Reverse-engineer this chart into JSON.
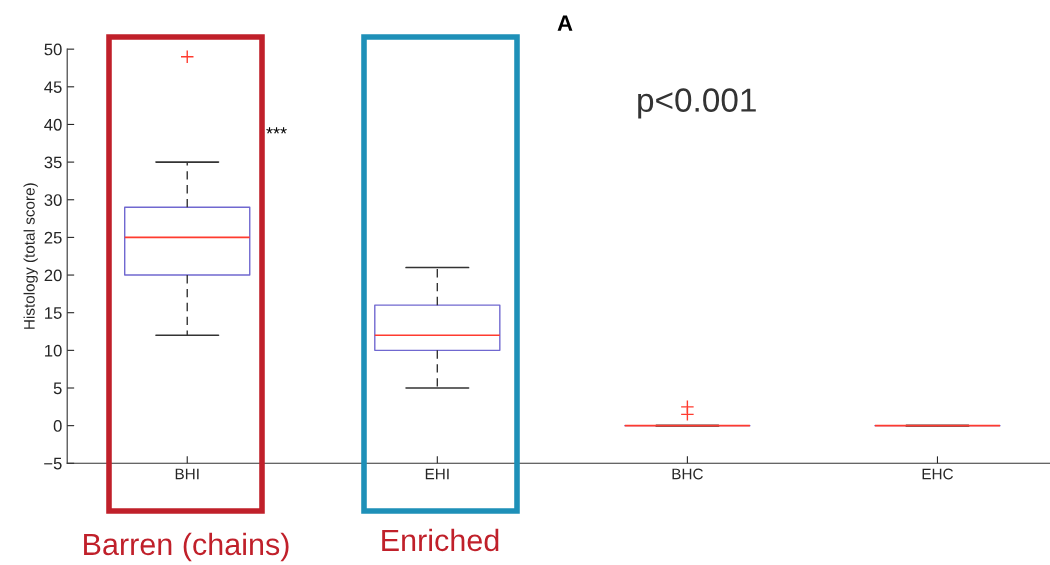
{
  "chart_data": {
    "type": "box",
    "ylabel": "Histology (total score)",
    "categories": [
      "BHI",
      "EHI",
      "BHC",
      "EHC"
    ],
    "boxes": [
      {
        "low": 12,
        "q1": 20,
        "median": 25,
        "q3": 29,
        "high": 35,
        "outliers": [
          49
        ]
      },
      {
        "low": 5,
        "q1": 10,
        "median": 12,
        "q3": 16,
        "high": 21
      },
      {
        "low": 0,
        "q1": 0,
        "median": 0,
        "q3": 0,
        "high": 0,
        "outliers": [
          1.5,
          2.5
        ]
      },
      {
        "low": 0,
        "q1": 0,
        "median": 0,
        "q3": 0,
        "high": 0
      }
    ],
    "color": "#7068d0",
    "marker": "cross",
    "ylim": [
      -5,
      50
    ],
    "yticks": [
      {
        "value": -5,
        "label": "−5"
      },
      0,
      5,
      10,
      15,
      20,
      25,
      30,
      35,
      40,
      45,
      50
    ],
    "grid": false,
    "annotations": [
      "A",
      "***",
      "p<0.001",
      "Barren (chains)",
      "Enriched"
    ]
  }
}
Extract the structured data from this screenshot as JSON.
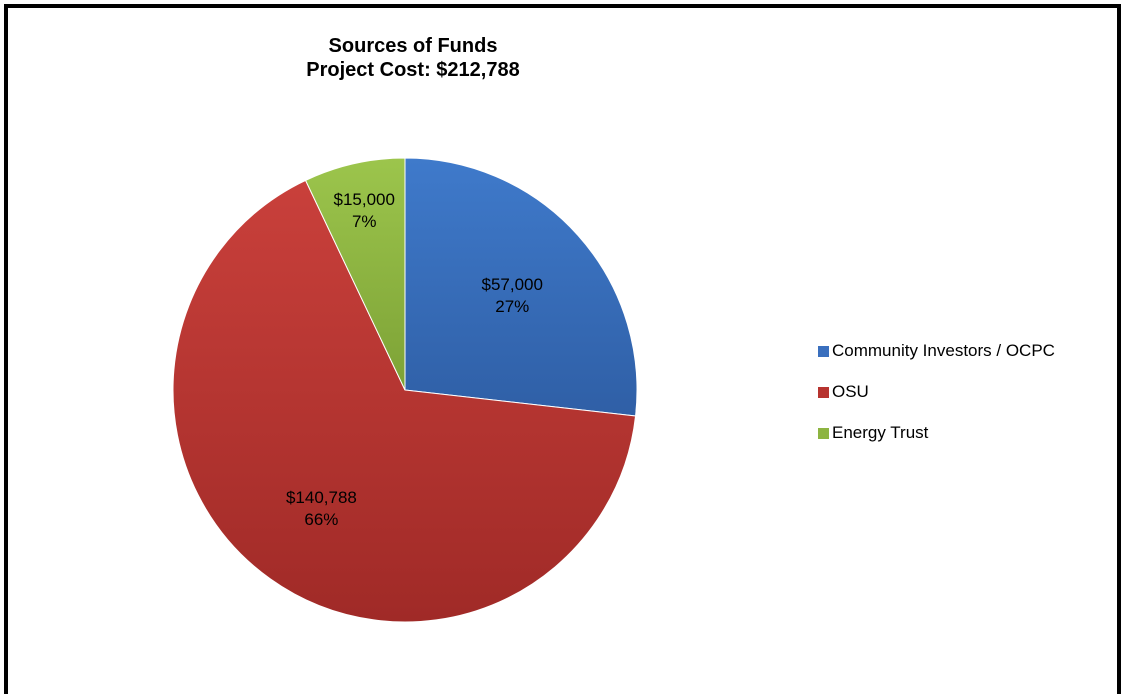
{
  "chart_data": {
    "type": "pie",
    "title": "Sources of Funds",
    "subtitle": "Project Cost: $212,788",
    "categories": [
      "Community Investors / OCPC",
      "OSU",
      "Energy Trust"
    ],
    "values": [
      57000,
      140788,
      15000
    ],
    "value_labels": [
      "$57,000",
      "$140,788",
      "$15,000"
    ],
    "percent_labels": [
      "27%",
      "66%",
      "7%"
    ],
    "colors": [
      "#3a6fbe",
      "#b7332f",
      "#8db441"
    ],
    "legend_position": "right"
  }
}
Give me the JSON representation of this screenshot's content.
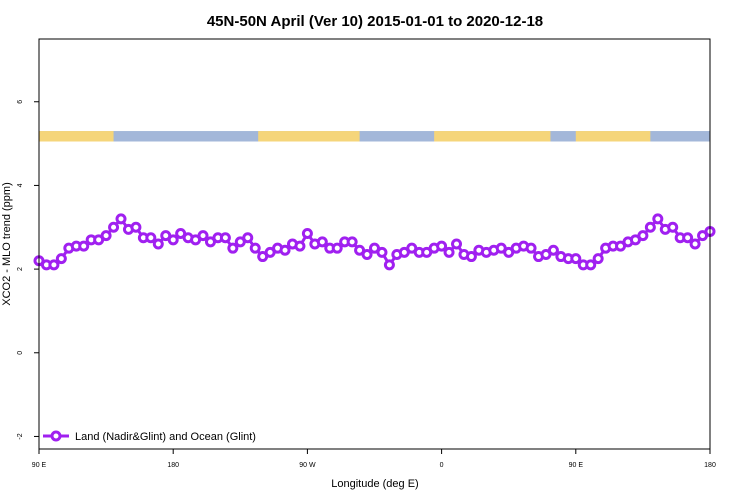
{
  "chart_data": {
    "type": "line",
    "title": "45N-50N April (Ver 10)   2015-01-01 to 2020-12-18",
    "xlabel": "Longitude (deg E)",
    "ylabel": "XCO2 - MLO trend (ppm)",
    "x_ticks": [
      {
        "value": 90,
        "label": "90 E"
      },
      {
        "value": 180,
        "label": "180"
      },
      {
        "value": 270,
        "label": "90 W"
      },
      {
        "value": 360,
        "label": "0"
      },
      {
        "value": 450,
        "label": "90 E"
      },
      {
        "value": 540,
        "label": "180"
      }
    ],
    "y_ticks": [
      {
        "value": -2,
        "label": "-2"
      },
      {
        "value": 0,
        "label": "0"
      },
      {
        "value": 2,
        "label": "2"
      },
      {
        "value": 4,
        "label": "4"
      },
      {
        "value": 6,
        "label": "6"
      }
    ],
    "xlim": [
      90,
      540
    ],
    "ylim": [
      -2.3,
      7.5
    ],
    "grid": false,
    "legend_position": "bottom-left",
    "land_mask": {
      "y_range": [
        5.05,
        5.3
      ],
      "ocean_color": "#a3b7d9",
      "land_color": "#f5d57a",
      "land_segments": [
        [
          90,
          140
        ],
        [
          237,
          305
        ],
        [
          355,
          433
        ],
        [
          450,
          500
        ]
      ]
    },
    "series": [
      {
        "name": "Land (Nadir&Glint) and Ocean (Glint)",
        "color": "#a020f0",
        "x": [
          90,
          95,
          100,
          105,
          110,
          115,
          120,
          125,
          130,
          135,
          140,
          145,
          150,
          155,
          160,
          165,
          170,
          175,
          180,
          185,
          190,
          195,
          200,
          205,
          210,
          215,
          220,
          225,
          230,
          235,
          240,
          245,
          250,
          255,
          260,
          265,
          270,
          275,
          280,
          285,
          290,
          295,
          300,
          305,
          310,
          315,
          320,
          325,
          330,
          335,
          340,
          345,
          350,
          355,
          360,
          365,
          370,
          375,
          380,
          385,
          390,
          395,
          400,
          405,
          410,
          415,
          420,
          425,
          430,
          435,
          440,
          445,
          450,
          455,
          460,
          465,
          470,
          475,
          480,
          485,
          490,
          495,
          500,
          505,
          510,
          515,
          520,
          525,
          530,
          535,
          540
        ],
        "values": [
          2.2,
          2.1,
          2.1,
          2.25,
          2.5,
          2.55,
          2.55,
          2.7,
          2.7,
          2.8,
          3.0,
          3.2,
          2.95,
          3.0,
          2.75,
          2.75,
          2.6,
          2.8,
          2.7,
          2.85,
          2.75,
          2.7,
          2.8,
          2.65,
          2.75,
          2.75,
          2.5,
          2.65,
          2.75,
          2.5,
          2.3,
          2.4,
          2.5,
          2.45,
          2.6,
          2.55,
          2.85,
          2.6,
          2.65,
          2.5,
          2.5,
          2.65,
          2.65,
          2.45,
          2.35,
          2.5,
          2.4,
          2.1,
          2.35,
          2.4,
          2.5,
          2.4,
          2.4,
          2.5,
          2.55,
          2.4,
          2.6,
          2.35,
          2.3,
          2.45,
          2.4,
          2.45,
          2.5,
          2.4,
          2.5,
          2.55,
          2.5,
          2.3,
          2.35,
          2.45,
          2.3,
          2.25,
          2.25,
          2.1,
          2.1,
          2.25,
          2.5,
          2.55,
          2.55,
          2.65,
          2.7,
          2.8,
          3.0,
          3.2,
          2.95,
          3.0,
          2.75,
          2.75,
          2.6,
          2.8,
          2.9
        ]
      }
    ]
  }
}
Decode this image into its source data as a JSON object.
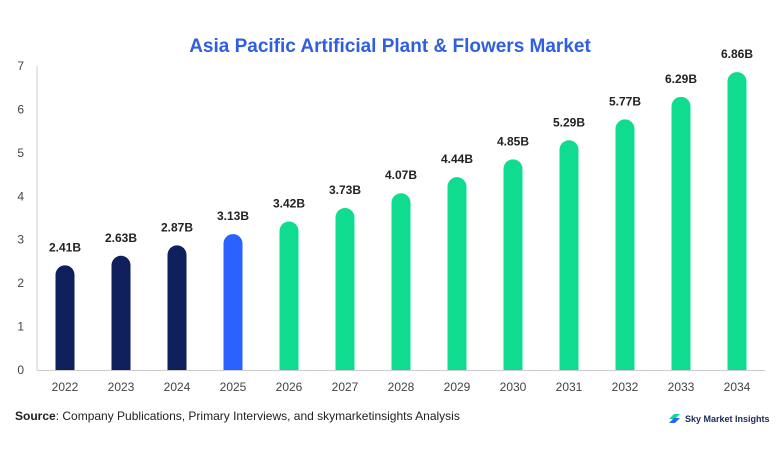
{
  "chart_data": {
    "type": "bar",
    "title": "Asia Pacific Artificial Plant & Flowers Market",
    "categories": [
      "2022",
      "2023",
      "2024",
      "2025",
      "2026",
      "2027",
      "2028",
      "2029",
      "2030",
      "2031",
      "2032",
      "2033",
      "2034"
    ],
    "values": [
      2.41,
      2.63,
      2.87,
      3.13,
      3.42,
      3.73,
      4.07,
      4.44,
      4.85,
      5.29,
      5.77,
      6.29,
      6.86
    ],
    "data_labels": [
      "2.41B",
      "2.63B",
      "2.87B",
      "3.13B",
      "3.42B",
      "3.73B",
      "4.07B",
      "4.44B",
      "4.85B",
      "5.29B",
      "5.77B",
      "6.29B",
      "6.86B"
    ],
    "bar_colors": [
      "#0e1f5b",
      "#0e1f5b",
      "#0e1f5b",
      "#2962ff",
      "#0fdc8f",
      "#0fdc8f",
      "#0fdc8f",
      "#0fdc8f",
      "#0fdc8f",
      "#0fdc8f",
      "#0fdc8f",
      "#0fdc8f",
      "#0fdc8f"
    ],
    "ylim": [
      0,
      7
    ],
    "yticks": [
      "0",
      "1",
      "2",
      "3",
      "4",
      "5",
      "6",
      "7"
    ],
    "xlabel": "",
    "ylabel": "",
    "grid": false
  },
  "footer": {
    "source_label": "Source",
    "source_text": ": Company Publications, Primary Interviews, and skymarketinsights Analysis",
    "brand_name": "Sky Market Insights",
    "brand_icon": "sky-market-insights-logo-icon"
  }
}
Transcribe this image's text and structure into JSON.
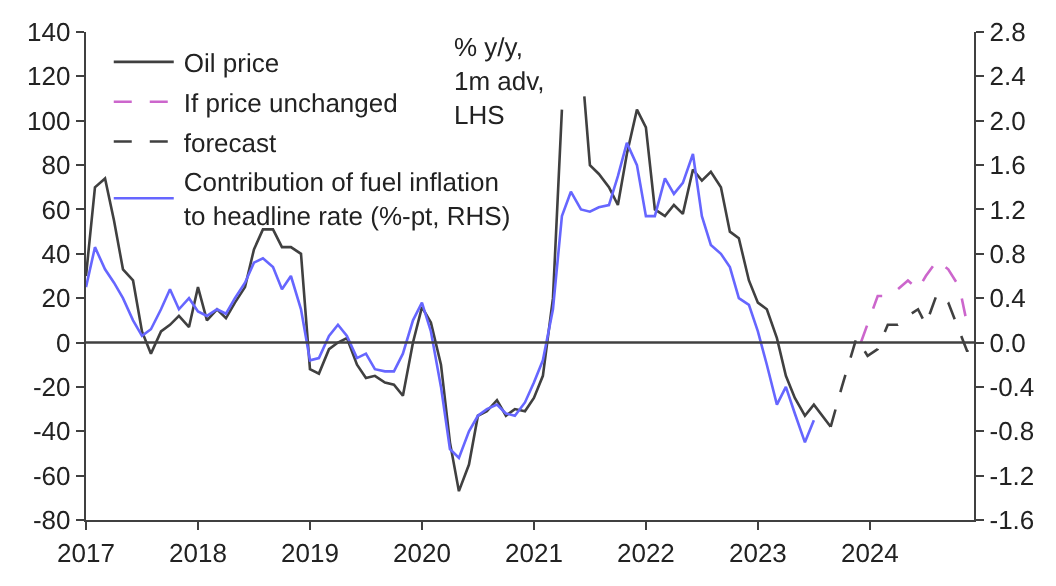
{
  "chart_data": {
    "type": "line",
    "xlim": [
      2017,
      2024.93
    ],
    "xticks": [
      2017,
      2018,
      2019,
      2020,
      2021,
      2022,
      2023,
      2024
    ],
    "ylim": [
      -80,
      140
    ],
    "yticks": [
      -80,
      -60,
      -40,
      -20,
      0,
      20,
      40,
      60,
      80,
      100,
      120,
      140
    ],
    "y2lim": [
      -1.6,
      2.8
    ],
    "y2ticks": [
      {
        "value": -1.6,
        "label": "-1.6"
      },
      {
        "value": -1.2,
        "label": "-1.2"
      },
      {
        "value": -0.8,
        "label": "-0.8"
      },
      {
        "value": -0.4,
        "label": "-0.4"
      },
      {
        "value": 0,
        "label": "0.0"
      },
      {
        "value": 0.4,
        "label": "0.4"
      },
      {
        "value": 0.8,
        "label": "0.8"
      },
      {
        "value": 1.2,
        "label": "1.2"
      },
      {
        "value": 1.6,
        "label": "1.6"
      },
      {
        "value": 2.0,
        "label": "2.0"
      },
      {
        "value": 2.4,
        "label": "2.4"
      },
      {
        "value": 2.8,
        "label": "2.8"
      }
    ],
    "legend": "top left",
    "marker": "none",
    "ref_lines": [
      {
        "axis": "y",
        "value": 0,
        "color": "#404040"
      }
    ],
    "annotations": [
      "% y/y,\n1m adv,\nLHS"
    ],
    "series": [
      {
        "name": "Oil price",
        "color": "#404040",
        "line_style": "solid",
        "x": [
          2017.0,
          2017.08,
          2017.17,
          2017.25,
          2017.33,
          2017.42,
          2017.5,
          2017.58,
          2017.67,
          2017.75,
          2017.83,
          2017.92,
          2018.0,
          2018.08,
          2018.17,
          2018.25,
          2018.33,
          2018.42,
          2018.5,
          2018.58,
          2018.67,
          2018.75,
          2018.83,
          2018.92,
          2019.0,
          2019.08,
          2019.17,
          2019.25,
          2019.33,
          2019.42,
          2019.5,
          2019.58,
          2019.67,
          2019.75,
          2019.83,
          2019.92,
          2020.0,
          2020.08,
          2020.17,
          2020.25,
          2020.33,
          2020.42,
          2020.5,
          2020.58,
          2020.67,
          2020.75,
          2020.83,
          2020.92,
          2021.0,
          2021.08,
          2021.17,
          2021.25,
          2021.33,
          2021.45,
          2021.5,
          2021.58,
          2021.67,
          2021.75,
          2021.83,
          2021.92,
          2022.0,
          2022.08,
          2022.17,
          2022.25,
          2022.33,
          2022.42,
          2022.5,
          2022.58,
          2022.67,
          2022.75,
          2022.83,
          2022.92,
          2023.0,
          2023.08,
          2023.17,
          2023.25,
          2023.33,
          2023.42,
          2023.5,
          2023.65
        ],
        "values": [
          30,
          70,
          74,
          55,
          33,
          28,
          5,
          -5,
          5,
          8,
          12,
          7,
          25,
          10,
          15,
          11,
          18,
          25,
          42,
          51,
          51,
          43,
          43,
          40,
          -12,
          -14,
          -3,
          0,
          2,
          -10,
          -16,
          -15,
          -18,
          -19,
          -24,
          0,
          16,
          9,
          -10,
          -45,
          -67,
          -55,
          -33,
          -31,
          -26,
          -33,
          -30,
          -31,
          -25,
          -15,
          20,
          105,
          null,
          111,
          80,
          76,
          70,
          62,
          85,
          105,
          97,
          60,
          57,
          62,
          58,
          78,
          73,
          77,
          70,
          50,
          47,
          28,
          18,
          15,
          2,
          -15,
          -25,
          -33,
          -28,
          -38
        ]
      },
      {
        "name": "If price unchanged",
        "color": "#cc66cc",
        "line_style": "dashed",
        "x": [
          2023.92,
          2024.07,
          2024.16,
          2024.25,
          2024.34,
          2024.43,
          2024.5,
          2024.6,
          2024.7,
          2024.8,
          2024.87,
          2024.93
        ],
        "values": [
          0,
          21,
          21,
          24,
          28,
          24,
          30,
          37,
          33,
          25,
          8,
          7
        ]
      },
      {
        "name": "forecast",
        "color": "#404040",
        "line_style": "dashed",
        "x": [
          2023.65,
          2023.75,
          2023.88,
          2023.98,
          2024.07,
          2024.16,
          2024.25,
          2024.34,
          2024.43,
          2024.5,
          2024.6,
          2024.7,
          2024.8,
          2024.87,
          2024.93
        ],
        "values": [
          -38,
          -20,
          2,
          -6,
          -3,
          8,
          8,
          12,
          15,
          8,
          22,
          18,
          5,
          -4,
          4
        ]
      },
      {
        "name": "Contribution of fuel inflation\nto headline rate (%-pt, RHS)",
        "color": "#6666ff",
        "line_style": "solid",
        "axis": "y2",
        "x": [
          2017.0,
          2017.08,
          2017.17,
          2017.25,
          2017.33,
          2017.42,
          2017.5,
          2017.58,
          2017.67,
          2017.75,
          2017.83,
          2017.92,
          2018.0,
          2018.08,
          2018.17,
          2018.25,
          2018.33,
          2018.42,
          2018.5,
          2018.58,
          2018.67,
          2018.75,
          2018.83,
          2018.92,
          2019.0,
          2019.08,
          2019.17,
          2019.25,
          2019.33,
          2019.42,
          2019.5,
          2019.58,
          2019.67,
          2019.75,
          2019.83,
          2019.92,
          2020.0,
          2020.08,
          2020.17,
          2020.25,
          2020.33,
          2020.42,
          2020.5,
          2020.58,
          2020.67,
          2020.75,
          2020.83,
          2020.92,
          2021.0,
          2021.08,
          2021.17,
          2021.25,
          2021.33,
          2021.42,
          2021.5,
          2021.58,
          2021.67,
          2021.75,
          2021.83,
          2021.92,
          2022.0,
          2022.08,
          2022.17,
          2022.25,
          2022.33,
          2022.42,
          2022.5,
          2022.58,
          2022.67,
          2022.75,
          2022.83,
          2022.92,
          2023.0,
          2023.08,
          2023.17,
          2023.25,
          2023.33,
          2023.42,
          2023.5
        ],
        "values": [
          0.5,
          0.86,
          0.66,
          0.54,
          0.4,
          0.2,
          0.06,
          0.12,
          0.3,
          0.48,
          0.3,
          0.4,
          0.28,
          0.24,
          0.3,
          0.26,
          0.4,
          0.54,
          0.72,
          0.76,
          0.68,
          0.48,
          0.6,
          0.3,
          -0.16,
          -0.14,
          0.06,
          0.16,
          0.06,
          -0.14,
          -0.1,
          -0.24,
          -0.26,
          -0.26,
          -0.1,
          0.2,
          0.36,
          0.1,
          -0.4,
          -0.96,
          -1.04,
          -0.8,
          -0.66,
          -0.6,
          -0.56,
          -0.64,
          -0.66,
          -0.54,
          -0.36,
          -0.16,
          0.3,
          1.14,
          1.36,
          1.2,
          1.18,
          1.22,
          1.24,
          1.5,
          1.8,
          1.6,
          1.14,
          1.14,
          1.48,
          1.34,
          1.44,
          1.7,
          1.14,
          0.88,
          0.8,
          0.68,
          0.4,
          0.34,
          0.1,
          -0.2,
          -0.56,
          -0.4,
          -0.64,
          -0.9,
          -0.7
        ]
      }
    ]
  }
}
- - - -
WHAT YOU NEED TO DO:
Show every line from the entries above in which the word "JSON" appears.

RIGHT ANSWER:
Reverse-engineer this chart into JSON.
Extract the structured data from this screenshot as JSON.
Give me the JSON representation of this screenshot's content.
Decode this image into its source data as a JSON object.
Transcribe this image's text and structure into JSON.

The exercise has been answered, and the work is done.